> [Given request] Copy each line that contains the string "type".

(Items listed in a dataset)
_ _ _ _
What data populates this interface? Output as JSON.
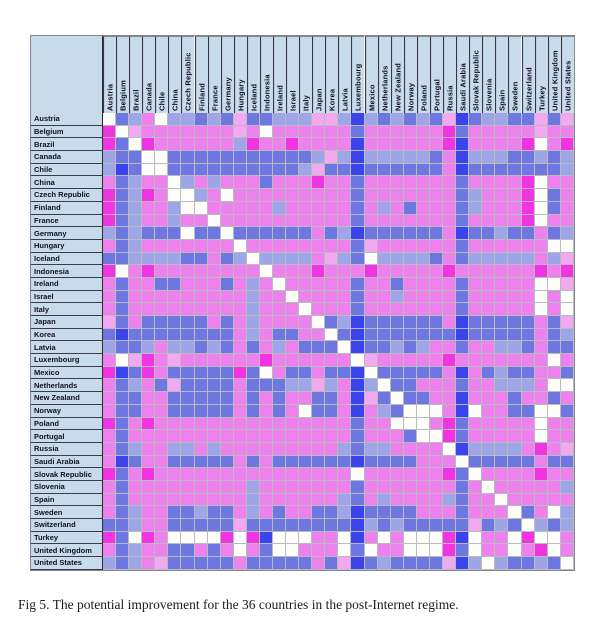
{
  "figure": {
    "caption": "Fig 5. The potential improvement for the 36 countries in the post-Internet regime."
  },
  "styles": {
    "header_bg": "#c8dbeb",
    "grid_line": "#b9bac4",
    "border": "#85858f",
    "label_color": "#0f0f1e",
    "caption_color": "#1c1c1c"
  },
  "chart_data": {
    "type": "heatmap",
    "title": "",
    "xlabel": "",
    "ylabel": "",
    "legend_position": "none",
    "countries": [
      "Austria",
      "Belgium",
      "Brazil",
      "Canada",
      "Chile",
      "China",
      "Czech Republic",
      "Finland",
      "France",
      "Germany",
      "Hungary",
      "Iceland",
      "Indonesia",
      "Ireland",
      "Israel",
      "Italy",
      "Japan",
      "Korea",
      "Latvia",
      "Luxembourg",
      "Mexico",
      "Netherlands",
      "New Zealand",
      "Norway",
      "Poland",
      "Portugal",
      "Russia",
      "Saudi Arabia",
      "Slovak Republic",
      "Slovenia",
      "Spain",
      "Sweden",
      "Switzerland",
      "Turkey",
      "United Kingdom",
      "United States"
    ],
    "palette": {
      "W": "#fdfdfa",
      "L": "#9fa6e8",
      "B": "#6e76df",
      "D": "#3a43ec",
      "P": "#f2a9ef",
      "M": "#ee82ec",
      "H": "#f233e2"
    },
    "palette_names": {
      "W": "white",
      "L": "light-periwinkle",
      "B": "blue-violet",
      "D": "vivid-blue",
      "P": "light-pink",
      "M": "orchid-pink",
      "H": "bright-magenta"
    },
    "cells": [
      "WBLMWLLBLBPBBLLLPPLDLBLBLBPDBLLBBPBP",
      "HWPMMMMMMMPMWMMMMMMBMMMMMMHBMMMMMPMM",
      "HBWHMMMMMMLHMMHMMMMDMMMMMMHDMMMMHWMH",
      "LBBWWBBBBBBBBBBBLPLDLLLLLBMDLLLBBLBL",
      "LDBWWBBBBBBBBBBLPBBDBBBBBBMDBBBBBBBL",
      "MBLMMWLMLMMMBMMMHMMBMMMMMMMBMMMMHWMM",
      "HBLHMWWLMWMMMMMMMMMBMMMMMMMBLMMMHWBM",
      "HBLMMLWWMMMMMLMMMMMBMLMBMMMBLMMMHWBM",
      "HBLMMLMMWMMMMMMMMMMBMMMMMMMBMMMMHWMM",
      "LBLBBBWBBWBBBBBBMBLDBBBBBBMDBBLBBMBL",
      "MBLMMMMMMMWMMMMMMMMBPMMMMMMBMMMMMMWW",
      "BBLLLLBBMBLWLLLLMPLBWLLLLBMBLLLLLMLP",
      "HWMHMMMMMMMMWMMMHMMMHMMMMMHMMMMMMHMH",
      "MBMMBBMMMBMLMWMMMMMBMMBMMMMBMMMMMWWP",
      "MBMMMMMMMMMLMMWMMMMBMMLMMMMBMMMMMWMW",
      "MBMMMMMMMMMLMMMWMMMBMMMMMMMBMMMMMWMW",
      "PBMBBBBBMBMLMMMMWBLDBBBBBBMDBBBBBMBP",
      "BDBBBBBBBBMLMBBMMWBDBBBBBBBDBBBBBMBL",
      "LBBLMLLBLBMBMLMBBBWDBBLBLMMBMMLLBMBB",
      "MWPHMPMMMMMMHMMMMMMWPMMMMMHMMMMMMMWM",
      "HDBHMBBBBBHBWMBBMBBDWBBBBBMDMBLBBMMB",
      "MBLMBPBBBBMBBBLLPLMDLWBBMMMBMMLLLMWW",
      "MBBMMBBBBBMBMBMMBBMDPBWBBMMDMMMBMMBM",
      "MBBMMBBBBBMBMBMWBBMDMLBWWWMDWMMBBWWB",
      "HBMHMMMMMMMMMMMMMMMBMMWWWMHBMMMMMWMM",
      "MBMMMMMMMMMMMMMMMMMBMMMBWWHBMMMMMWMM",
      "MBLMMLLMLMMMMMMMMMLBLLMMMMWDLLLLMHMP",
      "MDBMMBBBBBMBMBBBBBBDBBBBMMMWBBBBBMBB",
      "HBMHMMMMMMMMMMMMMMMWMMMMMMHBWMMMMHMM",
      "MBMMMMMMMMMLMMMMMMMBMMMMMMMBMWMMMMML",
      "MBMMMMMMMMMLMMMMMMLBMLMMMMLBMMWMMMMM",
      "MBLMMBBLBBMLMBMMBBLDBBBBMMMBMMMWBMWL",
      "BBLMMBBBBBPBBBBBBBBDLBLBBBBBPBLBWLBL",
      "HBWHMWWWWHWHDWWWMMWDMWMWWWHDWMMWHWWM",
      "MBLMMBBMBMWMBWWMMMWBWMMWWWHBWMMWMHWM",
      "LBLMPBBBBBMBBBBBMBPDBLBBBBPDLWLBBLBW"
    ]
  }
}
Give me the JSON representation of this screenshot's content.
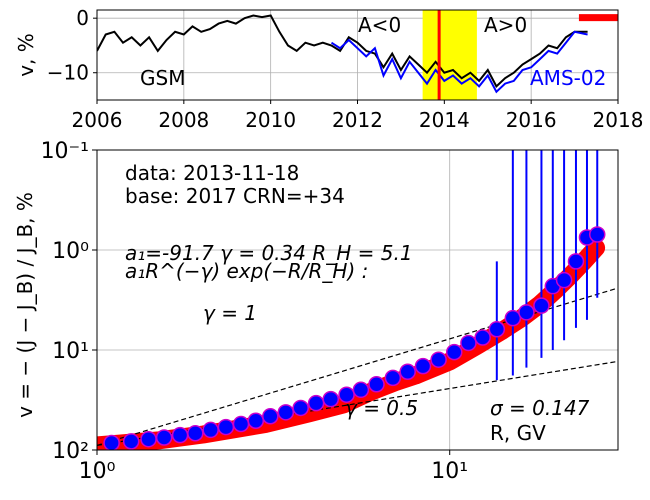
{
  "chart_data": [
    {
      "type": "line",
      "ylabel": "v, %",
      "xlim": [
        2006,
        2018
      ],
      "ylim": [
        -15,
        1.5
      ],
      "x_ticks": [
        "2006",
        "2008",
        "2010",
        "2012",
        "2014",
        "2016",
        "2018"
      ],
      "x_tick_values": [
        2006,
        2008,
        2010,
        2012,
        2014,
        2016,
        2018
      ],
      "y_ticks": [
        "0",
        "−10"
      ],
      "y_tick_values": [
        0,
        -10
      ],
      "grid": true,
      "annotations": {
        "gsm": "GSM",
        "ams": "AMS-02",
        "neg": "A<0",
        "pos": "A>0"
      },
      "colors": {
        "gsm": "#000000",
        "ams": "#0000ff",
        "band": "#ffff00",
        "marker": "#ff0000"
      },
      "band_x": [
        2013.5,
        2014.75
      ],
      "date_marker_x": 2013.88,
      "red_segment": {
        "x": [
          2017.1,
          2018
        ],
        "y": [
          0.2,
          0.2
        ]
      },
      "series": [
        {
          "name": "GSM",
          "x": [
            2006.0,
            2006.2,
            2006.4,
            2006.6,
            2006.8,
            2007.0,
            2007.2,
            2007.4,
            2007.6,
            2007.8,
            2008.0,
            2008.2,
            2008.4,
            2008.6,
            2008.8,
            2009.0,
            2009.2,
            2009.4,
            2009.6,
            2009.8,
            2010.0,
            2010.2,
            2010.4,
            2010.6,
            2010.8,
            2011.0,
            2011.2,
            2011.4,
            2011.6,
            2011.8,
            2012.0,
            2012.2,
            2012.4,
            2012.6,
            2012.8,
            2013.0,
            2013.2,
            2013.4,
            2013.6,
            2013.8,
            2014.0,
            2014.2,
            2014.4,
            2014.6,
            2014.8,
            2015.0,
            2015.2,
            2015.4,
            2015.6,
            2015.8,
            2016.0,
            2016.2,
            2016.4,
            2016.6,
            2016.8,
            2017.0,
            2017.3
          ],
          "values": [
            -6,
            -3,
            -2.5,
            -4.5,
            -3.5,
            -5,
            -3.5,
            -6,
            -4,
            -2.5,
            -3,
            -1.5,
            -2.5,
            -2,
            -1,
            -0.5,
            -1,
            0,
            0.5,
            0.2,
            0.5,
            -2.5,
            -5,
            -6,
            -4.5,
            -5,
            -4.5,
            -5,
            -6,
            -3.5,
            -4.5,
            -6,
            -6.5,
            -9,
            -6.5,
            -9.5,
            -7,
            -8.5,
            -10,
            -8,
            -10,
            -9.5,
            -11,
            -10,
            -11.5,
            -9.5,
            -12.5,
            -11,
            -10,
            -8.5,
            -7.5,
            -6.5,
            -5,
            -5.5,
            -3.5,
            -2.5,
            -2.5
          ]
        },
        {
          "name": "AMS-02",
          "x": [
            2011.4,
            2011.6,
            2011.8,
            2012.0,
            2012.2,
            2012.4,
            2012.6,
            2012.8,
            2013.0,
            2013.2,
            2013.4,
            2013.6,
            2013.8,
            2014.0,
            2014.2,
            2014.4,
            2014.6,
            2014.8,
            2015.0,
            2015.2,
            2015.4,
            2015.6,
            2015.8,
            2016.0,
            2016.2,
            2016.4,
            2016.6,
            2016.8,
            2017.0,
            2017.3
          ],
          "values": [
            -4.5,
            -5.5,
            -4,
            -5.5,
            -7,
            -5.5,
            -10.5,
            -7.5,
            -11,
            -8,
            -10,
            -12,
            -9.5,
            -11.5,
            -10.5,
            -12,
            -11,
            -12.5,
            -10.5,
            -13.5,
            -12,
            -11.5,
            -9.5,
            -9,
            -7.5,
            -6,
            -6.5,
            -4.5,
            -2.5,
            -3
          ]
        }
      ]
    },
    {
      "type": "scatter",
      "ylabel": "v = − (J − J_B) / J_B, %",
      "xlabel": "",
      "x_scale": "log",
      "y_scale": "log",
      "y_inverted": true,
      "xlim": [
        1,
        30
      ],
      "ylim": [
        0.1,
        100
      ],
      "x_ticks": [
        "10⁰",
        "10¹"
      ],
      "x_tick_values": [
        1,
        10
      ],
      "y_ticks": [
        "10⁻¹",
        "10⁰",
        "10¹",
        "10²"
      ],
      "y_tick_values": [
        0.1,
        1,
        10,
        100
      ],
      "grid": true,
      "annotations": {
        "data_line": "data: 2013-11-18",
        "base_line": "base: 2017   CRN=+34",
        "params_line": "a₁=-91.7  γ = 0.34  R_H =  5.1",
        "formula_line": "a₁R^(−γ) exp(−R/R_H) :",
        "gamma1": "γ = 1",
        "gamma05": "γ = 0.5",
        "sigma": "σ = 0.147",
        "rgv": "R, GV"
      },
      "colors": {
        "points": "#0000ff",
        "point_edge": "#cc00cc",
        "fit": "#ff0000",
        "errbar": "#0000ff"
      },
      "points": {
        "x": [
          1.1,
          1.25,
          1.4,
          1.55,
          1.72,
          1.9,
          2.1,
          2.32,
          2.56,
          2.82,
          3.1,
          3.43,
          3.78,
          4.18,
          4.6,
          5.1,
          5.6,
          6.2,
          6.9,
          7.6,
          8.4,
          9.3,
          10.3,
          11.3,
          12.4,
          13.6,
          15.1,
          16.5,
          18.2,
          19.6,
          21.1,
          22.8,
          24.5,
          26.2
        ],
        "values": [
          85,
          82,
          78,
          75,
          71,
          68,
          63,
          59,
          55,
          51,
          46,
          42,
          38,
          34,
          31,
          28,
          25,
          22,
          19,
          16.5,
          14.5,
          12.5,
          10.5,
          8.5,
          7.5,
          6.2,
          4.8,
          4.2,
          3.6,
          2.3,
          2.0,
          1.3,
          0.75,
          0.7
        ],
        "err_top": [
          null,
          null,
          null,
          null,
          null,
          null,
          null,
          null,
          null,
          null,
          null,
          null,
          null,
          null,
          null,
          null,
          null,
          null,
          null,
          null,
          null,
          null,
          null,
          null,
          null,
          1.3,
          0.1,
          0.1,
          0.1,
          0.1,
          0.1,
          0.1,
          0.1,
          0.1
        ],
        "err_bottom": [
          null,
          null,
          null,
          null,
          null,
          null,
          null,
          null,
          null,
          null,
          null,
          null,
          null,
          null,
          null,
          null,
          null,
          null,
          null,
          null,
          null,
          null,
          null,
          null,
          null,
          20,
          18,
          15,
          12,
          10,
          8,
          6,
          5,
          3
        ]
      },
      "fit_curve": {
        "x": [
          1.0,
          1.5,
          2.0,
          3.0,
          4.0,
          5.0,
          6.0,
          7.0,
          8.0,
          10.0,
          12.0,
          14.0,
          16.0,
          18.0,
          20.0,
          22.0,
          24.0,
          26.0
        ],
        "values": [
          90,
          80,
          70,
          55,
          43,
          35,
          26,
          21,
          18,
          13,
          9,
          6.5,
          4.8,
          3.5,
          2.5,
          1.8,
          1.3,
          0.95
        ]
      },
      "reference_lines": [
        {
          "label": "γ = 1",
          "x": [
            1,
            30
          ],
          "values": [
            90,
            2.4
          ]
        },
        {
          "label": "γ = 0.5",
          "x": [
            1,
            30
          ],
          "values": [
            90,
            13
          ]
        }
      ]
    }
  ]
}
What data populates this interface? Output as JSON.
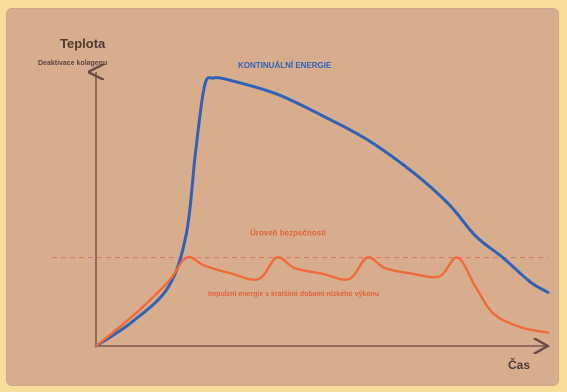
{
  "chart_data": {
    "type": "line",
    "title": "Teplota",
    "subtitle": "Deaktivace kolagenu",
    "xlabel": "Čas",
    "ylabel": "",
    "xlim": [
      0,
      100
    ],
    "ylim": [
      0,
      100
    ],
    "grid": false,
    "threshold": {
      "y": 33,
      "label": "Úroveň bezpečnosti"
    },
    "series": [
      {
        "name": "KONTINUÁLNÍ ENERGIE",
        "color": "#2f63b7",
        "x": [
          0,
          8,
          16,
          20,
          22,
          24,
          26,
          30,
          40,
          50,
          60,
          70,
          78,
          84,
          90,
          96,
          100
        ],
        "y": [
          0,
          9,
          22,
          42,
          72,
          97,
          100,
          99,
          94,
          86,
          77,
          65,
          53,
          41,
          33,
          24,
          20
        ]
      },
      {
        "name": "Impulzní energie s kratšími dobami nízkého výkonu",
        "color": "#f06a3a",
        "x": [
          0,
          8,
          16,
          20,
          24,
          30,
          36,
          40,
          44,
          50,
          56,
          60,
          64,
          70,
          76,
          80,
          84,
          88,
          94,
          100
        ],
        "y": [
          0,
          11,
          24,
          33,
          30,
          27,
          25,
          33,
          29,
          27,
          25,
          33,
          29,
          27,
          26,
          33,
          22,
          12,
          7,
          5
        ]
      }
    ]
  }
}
_ _ _ _
> [Solved exercise]
    "type": "heatmap",
      "type": "line",
      "type": "scatter",
    "type": "line",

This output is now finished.